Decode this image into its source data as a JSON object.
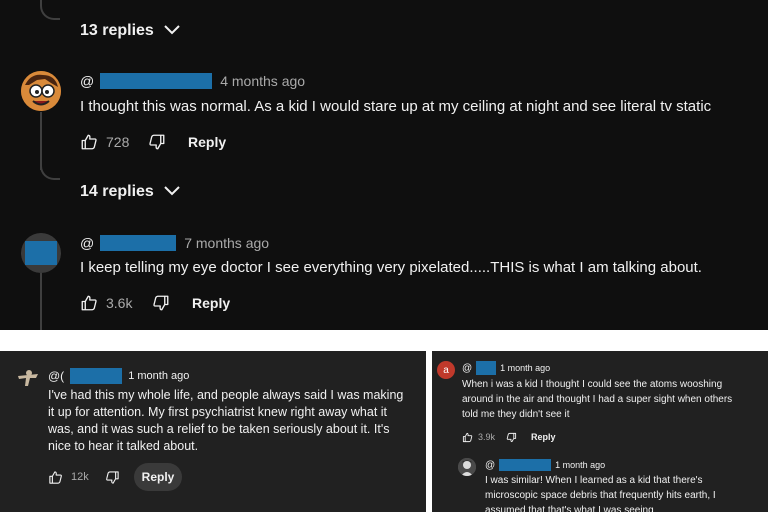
{
  "top_panel": {
    "replies_toggle_1": {
      "label": "13 replies"
    },
    "comment_1": {
      "at": "@",
      "time": "4 months ago",
      "text": "I thought this was normal. As a kid I would stare up at my ceiling at night and see literal tv static",
      "likes": "728",
      "reply_label": "Reply"
    },
    "replies_toggle_2": {
      "label": "14 replies"
    },
    "comment_2": {
      "at": "@",
      "time": "7 months ago",
      "text": "I keep telling my eye doctor I see everything very pixelated.....THIS is what I am talking about.",
      "likes": "3.6k",
      "reply_label": "Reply"
    }
  },
  "bottom_left": {
    "comment": {
      "at": "@(",
      "time": "1 month ago",
      "lines": [
        "I've had this my whole life, and people always said I was making",
        "it up for attention. My first psychiatrist knew right away what it",
        "was, and it was such a relief to be taken seriously about it. It's",
        "nice to hear it talked about."
      ],
      "likes": "12k",
      "reply_label": "Reply"
    }
  },
  "bottom_right": {
    "comment": {
      "avatar_letter": "a",
      "at": "@",
      "time": "1 month ago",
      "lines": [
        "When i was a kid I thought I could see the atoms wooshing",
        "around in the air and thought I had a super sight when others",
        "told me they didn't see it"
      ],
      "likes": "3.9k",
      "reply_label": "Reply"
    },
    "reply": {
      "at": "@",
      "time": "1 month ago",
      "lines": [
        "I was similar! When I learned as a kid that there's",
        "microscopic space debris that frequently hits earth, I",
        "assumed that that's what I was seeing"
      ]
    }
  },
  "colors": {
    "dark_bg": "#0f0f0f",
    "panel_bg": "#212121",
    "redaction": "#1c6fa8",
    "avatar_red": "#c0392b",
    "text": "#f1f1f1",
    "muted": "#aaaaaa"
  },
  "icons": [
    "chevron-down-icon",
    "thumbs-up-icon",
    "thumbs-down-icon"
  ]
}
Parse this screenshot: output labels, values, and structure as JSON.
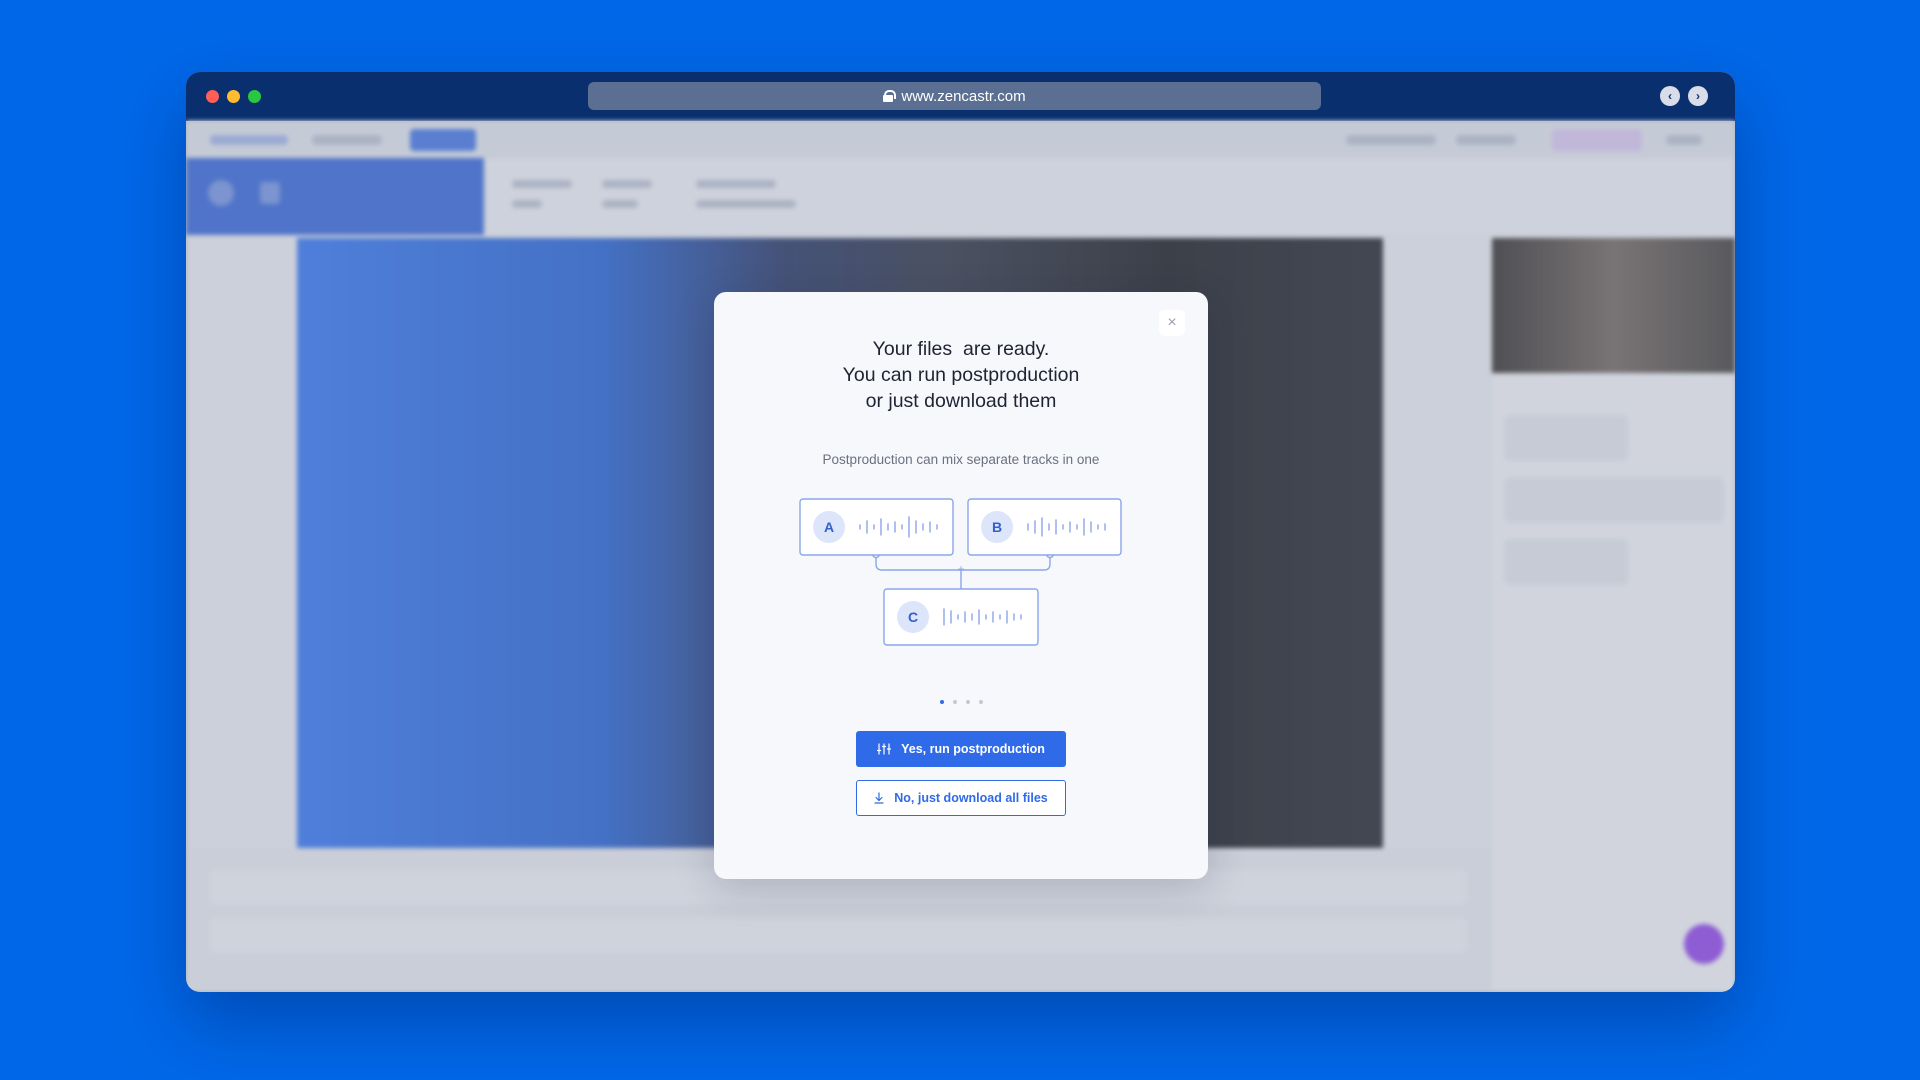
{
  "browser": {
    "url": "www.zencastr.com",
    "back_glyph": "‹",
    "forward_glyph": "›"
  },
  "modal": {
    "close_glyph": "×",
    "title_lines": [
      "Your files  are ready.",
      "You can run postproduction",
      "or just download them"
    ],
    "subtitle": "Postproduction can mix separate tracks in one",
    "tracks": [
      {
        "label": "A"
      },
      {
        "label": "B"
      },
      {
        "label": "C"
      }
    ],
    "mix_glyph": "+",
    "pagination": {
      "count": 4,
      "active": 1
    },
    "primary_button": {
      "label": "Yes, run postproduction",
      "icon": "sliders-icon"
    },
    "secondary_button": {
      "label": "No, just download all files",
      "icon": "download-icon"
    }
  },
  "colors": {
    "background": "#0068e8",
    "titlebar": "#0a2f6e",
    "accent": "#2f6be8",
    "track_chip": "#dde5fb"
  }
}
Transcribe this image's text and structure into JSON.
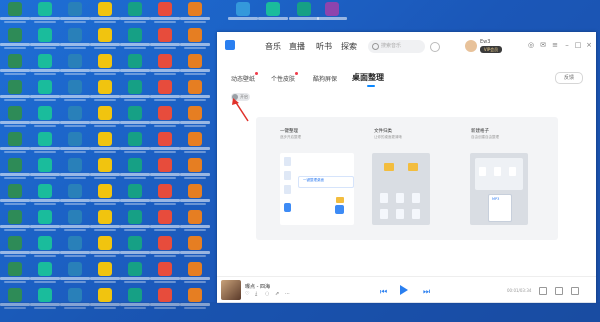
{
  "nav": {
    "music": "音乐",
    "live": "直播",
    "audiobook": "听书",
    "explore": "探索"
  },
  "search": {
    "placeholder": "搜索音乐"
  },
  "user": {
    "name": "Ew3",
    "badge": "VIP会员"
  },
  "tabs": [
    {
      "label": "动态壁纸",
      "dot": true
    },
    {
      "label": "个性皮肤",
      "dot": true
    },
    {
      "label": "酷狗屏保",
      "dot": false
    },
    {
      "label": "桌面整理",
      "dot": false
    }
  ],
  "feedback_label": "反馈",
  "toggle": {
    "label": "开启",
    "state": "off"
  },
  "features": {
    "one_click": {
      "title": "一键整理",
      "subtitle": "逐步开启整理",
      "button": "一键整理桌面"
    },
    "file_classify": {
      "title": "文件归类",
      "subtitle": "让你的桌面更清晰"
    },
    "new_box": {
      "title": "新建格子",
      "subtitle": "自由创建自由整理",
      "mp3": "MP3"
    }
  },
  "player": {
    "song": "曝点 - 四海",
    "time": "00:01/03:34"
  },
  "colors": {
    "accent": "#2a7ff0",
    "desktop_bg": "#1e6fd6",
    "badge_dot": "#f03c4a"
  }
}
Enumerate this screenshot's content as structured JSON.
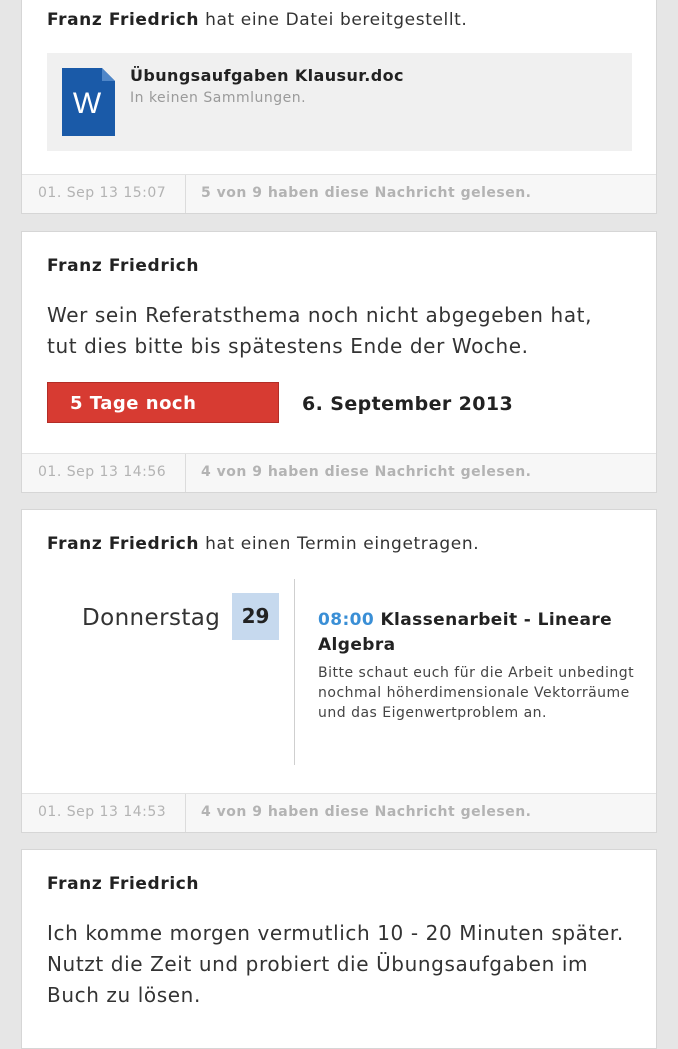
{
  "posts": [
    {
      "author": "Franz Friedrich",
      "action": " hat eine Datei bereitgestellt.",
      "file": {
        "name": "Übungsaufgaben Klausur.doc",
        "collections": "In keinen Sammlungen.",
        "icon": "word-document-icon",
        "icon_letter": "W",
        "icon_color": "#1a5aa8"
      },
      "timestamp": "01. Sep 13 15:07",
      "read_status": "5 von 9 haben diese Nachricht gelesen."
    },
    {
      "author": "Franz Friedrich",
      "message": "Wer sein Referatsthema noch nicht abgegeben hat, tut dies bitte bis spätestens Ende der Woche.",
      "deadline": {
        "remaining": "5 Tage noch",
        "date": "6. September 2013",
        "color": "#d73b32"
      },
      "timestamp": "01. Sep 13 14:56",
      "read_status": "4 von 9 haben diese Nachricht gelesen."
    },
    {
      "author": "Franz Friedrich",
      "action": " hat einen Termin eingetragen.",
      "appointment": {
        "weekday": "Donnerstag",
        "day": "29",
        "time": "08:00",
        "title": " Klassenarbeit - Lineare Algebra",
        "description": "Bitte schaut euch für die Arbeit unbedingt nochmal höherdimensionale Vektorräume und das Eigenwertproblem an.",
        "time_color": "#3a8fd6",
        "day_bg": "#c6d9ee"
      },
      "timestamp": "01. Sep 13 14:53",
      "read_status": "4 von 9 haben diese Nachricht gelesen."
    },
    {
      "author": "Franz Friedrich",
      "message": "Ich komme morgen vermutlich 10 - 20 Minuten später. Nutzt die Zeit und probiert die Übungsaufgaben im Buch zu lösen."
    }
  ]
}
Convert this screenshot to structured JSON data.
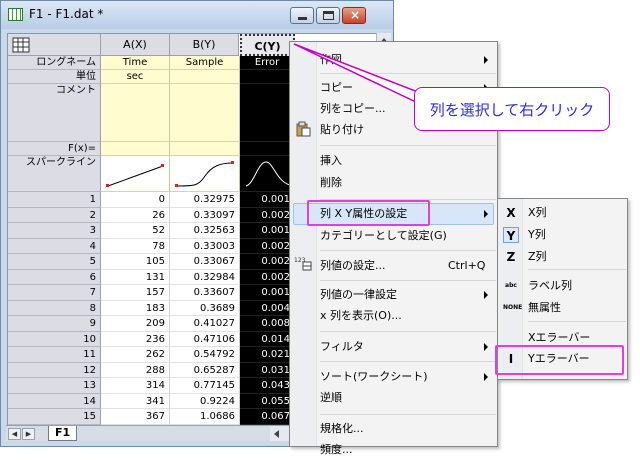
{
  "window": {
    "title": "F1 - F1.dat *",
    "sheet_tab": "F1"
  },
  "sheet": {
    "corner_icon": "table-layout-icon",
    "columns": [
      "A(X)",
      "B(Y)",
      "C(Y)"
    ],
    "row_labels": {
      "long_name": "ロングネーム",
      "units": "単位",
      "comment": "コメント",
      "fx": "F(x)=",
      "sparkline": "スパークライン"
    },
    "long_names": [
      "Time",
      "Sample",
      "Error"
    ],
    "units": [
      "sec",
      "",
      ""
    ],
    "rows": [
      {
        "n": "1",
        "a": "0",
        "b": "0.32975",
        "c": "0.001"
      },
      {
        "n": "2",
        "a": "26",
        "b": "0.33097",
        "c": "0.002"
      },
      {
        "n": "3",
        "a": "52",
        "b": "0.32563",
        "c": "0.001"
      },
      {
        "n": "4",
        "a": "78",
        "b": "0.33003",
        "c": "0.002"
      },
      {
        "n": "5",
        "a": "105",
        "b": "0.33067",
        "c": "0.002"
      },
      {
        "n": "6",
        "a": "131",
        "b": "0.32984",
        "c": "0.002"
      },
      {
        "n": "7",
        "a": "157",
        "b": "0.33607",
        "c": "0.001"
      },
      {
        "n": "8",
        "a": "183",
        "b": "0.3689",
        "c": "0.004"
      },
      {
        "n": "9",
        "a": "209",
        "b": "0.41027",
        "c": "0.008"
      },
      {
        "n": "10",
        "a": "236",
        "b": "0.47106",
        "c": "0.014"
      },
      {
        "n": "11",
        "a": "262",
        "b": "0.54792",
        "c": "0.021"
      },
      {
        "n": "12",
        "a": "288",
        "b": "0.65287",
        "c": "0.031"
      },
      {
        "n": "13",
        "a": "314",
        "b": "0.77145",
        "c": "0.043"
      },
      {
        "n": "14",
        "a": "341",
        "b": "0.9224",
        "c": "0.055"
      },
      {
        "n": "15",
        "a": "367",
        "b": "1.0686",
        "c": "0.067"
      }
    ]
  },
  "context_menu": {
    "items": [
      {
        "label": "作図",
        "submenu": true
      },
      {
        "label": "コピー",
        "submenu": true
      },
      {
        "label": "列をコピー..."
      },
      {
        "label": "貼り付け",
        "icon": "paste-icon"
      },
      {
        "label": "挿入"
      },
      {
        "label": "削除"
      },
      {
        "label": "列 X Y属性の設定",
        "submenu": true,
        "highlighted": true
      },
      {
        "label": "カテゴリーとして設定(G)"
      },
      {
        "label": "列値の設定...",
        "shortcut": "Ctrl+Q",
        "icon": "set-column-values-icon"
      },
      {
        "label": "列値の一律設定",
        "submenu": true
      },
      {
        "label": "x 列を表示(O)..."
      },
      {
        "label": "フィルタ",
        "submenu": true
      },
      {
        "label": "ソート(ワークシート)",
        "submenu": true
      },
      {
        "label": "逆順"
      },
      {
        "label": "規格化..."
      },
      {
        "label": "頻度..."
      }
    ]
  },
  "submenu": {
    "items": [
      {
        "label": "X列",
        "glyph": "X"
      },
      {
        "label": "Y列",
        "glyph": "Y",
        "checked": true
      },
      {
        "label": "Z列",
        "glyph": "Z"
      },
      {
        "label": "ラベル列",
        "glyph": "abc"
      },
      {
        "label": "無属性",
        "glyph": "NONE"
      },
      {
        "label": "Xエラーバー",
        "glyph": ""
      },
      {
        "label": "Yエラーバー",
        "glyph": "I",
        "boxed": true
      }
    ]
  },
  "annotation": {
    "text": "列を選択して右クリック"
  },
  "colors": {
    "accent_pink": "#e040e0",
    "callout_text": "#2d2de0",
    "selection": "#000000",
    "label_rows": "#fffccf"
  }
}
_ _ _ _
■ Given exercise: Find the string "data" in the listing and return every line that holds it.

■ In response:
Decode this image into its source data as a JSON object.
Convert this screenshot to structured JSON data.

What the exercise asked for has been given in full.